Records from a data source
———

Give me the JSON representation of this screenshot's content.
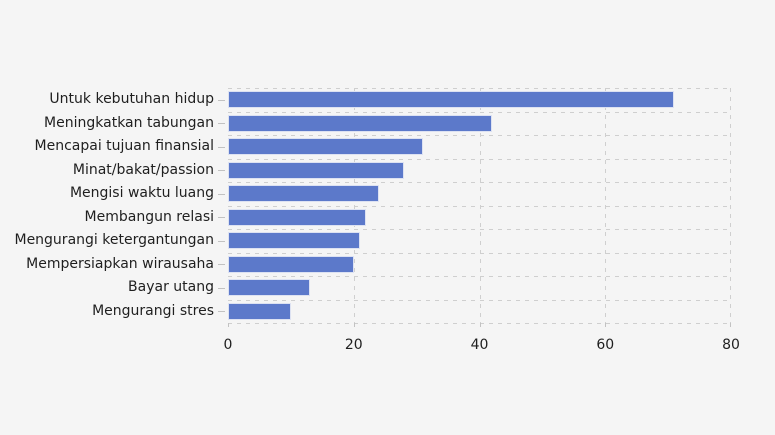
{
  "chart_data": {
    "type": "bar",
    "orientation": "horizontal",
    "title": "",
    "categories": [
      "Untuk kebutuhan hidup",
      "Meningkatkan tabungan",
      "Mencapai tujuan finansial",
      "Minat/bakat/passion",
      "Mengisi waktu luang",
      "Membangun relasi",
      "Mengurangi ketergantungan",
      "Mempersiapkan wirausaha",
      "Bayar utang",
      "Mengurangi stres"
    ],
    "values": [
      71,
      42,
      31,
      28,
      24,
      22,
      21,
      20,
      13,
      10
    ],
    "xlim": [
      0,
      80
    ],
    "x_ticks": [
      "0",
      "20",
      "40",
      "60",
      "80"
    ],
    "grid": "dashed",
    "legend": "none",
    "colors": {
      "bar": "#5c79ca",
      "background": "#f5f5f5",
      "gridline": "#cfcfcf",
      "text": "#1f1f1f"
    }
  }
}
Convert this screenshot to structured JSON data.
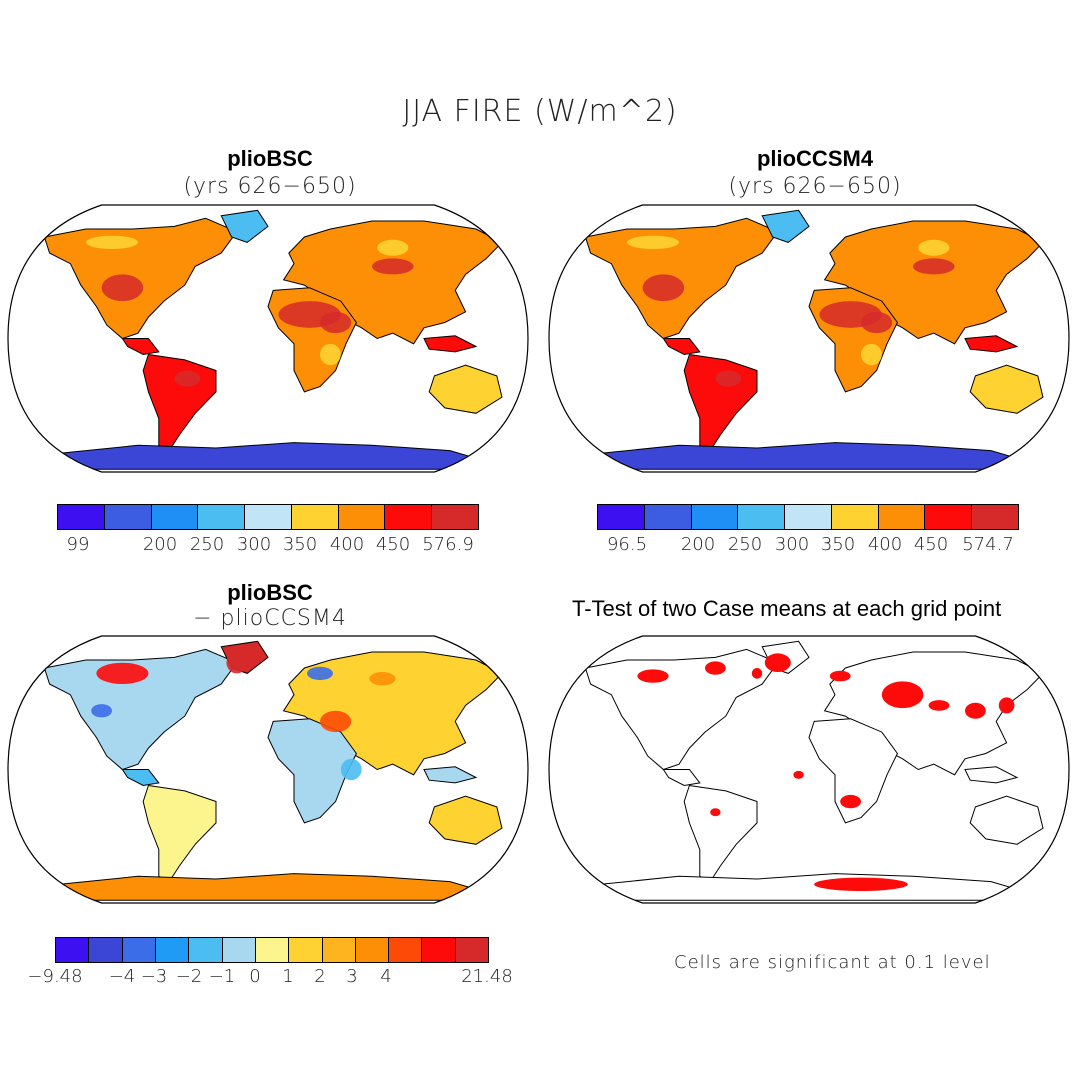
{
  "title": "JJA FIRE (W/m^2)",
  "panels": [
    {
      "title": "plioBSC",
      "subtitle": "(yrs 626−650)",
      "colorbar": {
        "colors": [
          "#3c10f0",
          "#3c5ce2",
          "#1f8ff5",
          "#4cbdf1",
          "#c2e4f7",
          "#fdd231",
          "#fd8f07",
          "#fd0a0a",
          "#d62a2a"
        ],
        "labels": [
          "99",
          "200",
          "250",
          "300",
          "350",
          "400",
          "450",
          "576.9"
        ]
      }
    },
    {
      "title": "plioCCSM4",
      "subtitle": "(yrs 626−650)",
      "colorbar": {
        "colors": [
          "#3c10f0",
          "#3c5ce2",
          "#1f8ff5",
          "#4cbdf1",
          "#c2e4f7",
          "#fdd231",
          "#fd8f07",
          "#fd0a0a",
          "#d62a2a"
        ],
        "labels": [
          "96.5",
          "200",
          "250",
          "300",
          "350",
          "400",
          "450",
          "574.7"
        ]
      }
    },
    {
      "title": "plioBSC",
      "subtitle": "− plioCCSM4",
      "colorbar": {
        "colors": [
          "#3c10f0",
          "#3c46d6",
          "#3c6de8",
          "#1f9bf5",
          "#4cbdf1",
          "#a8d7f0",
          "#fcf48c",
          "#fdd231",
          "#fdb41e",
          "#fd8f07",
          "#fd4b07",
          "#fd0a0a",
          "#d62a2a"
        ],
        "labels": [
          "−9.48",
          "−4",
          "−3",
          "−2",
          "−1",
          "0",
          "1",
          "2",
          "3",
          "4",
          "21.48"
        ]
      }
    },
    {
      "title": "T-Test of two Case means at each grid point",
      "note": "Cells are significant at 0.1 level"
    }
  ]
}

———

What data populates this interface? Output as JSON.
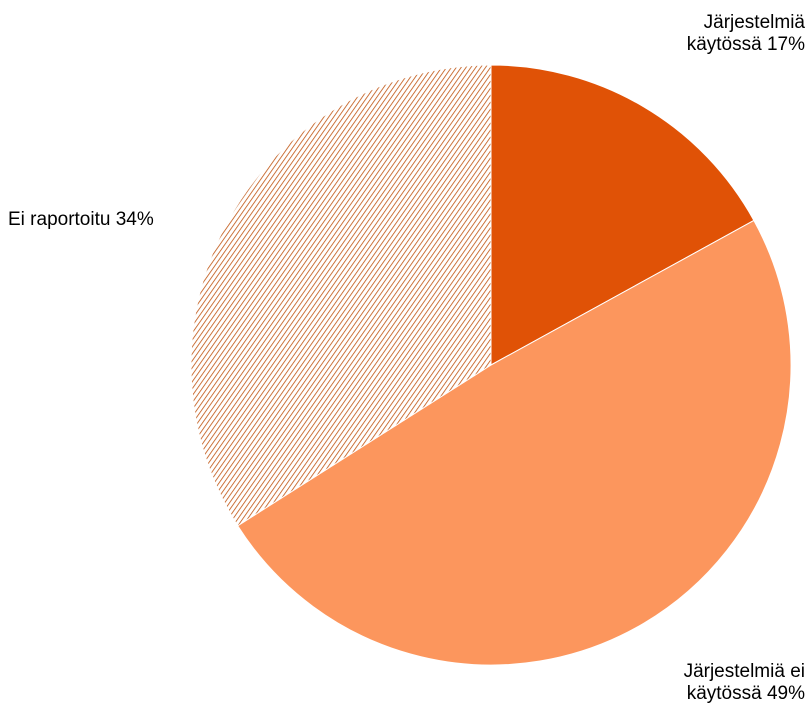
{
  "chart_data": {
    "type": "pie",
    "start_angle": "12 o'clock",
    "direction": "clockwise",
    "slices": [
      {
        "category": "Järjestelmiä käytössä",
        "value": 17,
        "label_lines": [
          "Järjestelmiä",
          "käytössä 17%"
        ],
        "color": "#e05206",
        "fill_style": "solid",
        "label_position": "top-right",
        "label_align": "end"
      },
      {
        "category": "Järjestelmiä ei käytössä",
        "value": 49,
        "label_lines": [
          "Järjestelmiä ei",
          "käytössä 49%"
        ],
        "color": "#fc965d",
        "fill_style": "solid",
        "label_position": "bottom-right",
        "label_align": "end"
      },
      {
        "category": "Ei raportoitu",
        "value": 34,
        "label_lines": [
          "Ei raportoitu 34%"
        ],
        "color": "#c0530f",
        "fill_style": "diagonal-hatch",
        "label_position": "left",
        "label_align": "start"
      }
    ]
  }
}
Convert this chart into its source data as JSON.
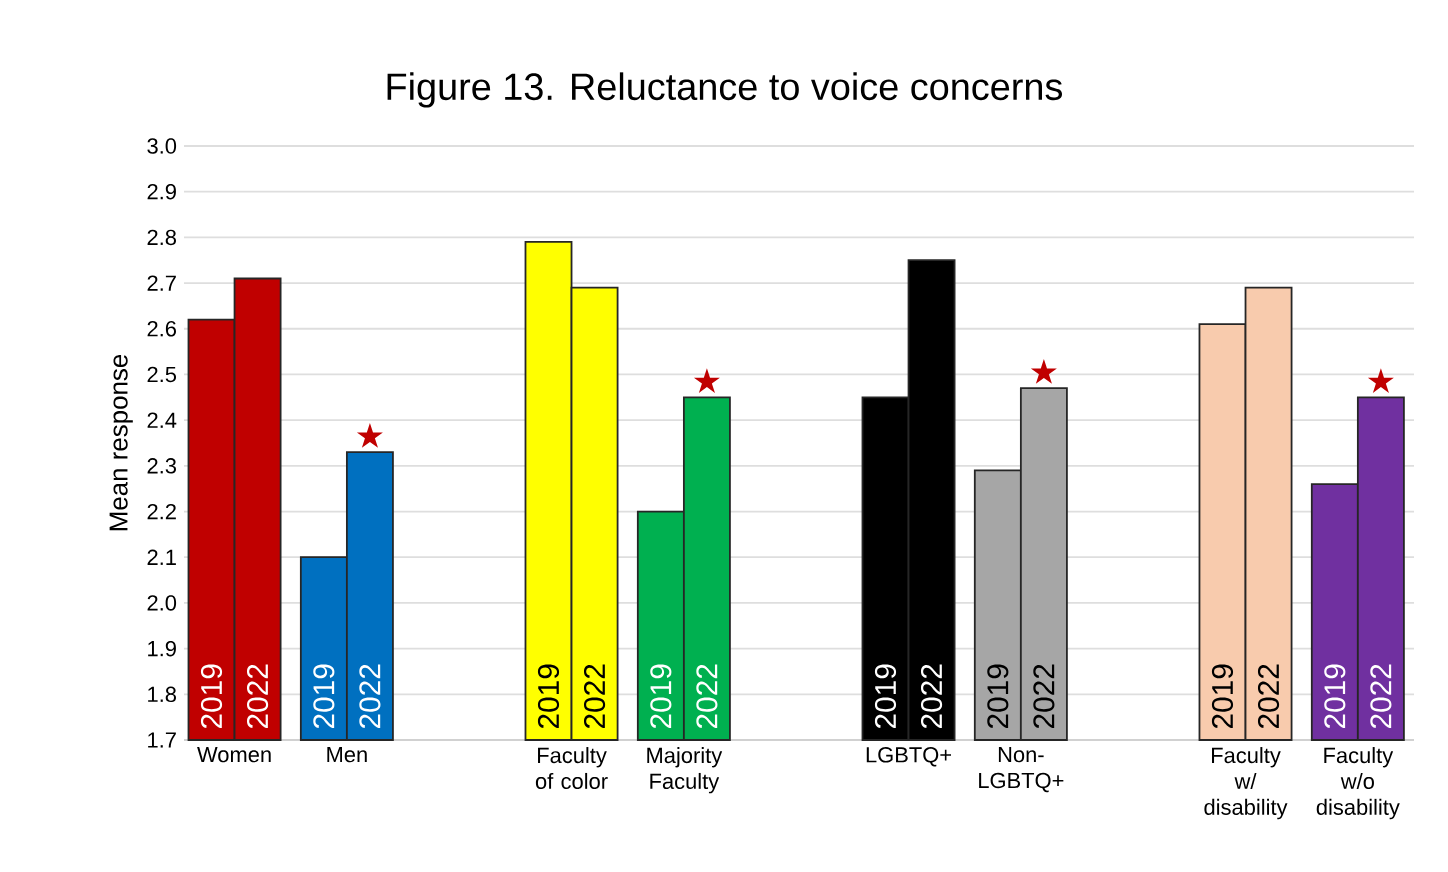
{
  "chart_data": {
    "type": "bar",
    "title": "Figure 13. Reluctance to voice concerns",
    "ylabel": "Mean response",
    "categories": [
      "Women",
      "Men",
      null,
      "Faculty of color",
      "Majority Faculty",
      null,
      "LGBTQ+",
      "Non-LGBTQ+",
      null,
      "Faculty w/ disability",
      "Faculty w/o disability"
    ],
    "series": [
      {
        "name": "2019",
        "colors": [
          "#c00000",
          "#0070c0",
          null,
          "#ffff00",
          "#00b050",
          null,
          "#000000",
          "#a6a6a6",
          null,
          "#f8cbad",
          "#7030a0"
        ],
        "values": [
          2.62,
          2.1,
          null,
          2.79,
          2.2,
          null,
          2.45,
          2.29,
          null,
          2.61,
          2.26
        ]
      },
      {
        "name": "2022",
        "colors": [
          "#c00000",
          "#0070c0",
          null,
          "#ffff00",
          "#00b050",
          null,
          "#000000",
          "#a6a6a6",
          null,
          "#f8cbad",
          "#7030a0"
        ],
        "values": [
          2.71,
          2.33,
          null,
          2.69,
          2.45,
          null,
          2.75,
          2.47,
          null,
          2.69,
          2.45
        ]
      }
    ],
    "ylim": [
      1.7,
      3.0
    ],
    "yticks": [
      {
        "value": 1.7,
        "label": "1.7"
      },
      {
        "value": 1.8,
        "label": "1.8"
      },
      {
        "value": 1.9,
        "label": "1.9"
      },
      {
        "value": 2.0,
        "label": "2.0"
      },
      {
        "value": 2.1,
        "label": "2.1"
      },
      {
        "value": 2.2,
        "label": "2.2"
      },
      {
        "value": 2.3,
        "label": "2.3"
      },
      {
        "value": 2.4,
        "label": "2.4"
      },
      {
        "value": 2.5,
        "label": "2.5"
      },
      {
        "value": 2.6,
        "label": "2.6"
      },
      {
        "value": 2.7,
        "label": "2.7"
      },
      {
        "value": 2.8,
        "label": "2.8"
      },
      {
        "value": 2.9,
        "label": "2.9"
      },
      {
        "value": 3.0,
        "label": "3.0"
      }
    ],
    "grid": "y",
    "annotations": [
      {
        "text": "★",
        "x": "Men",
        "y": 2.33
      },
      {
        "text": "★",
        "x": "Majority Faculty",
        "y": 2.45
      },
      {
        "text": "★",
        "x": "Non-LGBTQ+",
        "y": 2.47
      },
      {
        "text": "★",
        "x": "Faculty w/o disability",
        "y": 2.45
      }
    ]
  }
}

———

→ **GOAL**: Report each line in the data that holds the word "category".

→ **EXERCISE OUTPUT**:
        "category": "Järjestelmiä käytössä",
        "category": "Järjestelmiä ei käytössä",
        "category": "Ei raportoitu",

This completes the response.